**Exercise task**
Every record should be written out exactly, with the pictures left out.

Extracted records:

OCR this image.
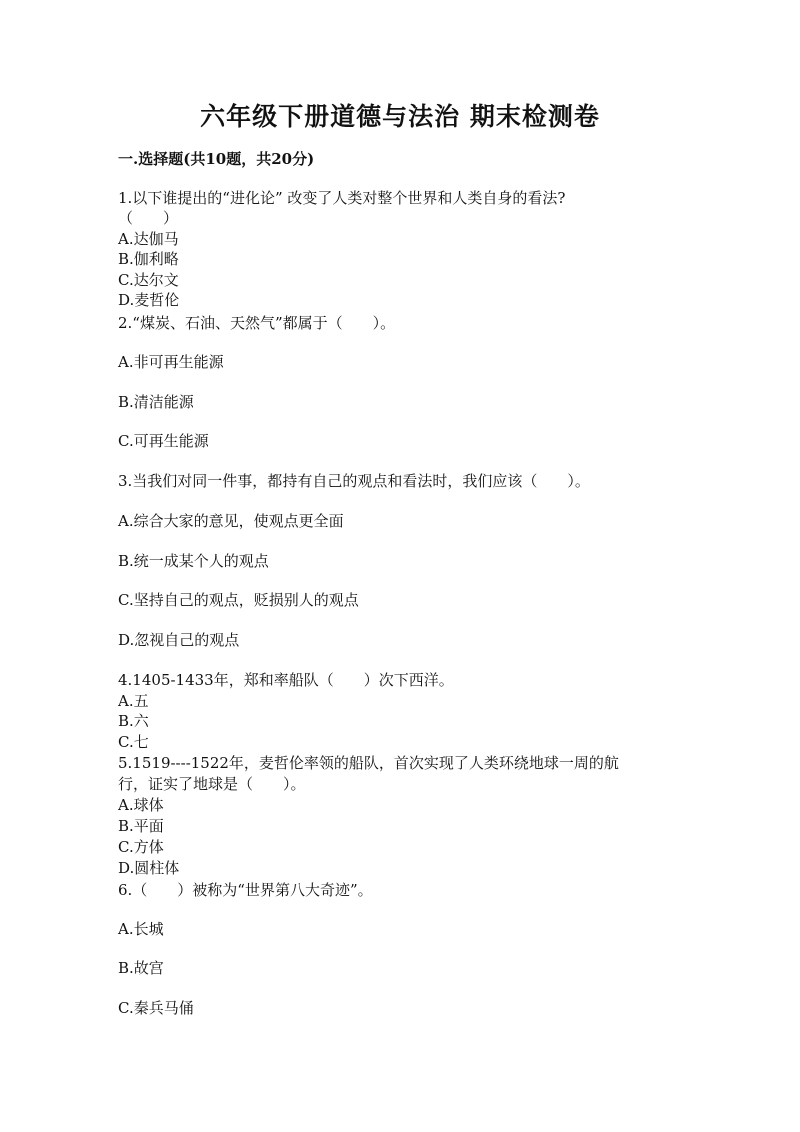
六年级下册道德与法治 期末检测卷
一.选择题(共10题，共20分)
1.以下谁提出的“进化论” 改变了人类对整个世界和人类自身的看法?
（　　）
A.达伽马
B.伽利略
C.达尔文
D.麦哲伦
2.“煤炭、石油、天然气”都属于（　　）。
A.非可再生能源
B.清洁能源
C.可再生能源
3.当我们对同一件事，都持有自己的观点和看法时，我们应该（　　）。
A.综合大家的意见，使观点更全面
B.统一成某个人的观点
C.坚持自己的观点，贬损别人的观点
D.忽视自己的观点
4.1405-1433年，郑和率船队（　　）次下西洋。
A.五
B.六
C.七
5.1519----1522年，麦哲伦率领的船队，首次实现了人类环绕地球一周的航
行，证实了地球是（　　）。
A.球体
B.平面
C.方体
D.圆柱体
6.（　　）被称为“世界第八大奇迹”。
A.长城
B.故宫
C.秦兵马俑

**The result**
OCR this image.
六年级下册道德与法治 期末检测卷
一.选择题(共10题，共20分)
1.以下谁提出的“进化论” 改变了人类对整个世界和人类自身的看法?
（　　）
A.达伽马
B.伽利略
C.达尔文
D.麦哲伦
2.“煤炭、石油、天然气”都属于（　　）。
A.非可再生能源
B.清洁能源
C.可再生能源
3.当我们对同一件事，都持有自己的观点和看法时，我们应该（　　）。
A.综合大家的意见，使观点更全面
B.统一成某个人的观点
C.坚持自己的观点，贬损别人的观点
D.忽视自己的观点
4.1405-1433年，郑和率船队（　　）次下西洋。
A.五
B.六
C.七
5.1519----1522年，麦哲伦率领的船队，首次实现了人类环绕地球一周的航
行，证实了地球是（　　）。
A.球体
B.平面
C.方体
D.圆柱体
6.（　　）被称为“世界第八大奇迹”。
A.长城
B.故宫
C.秦兵马俑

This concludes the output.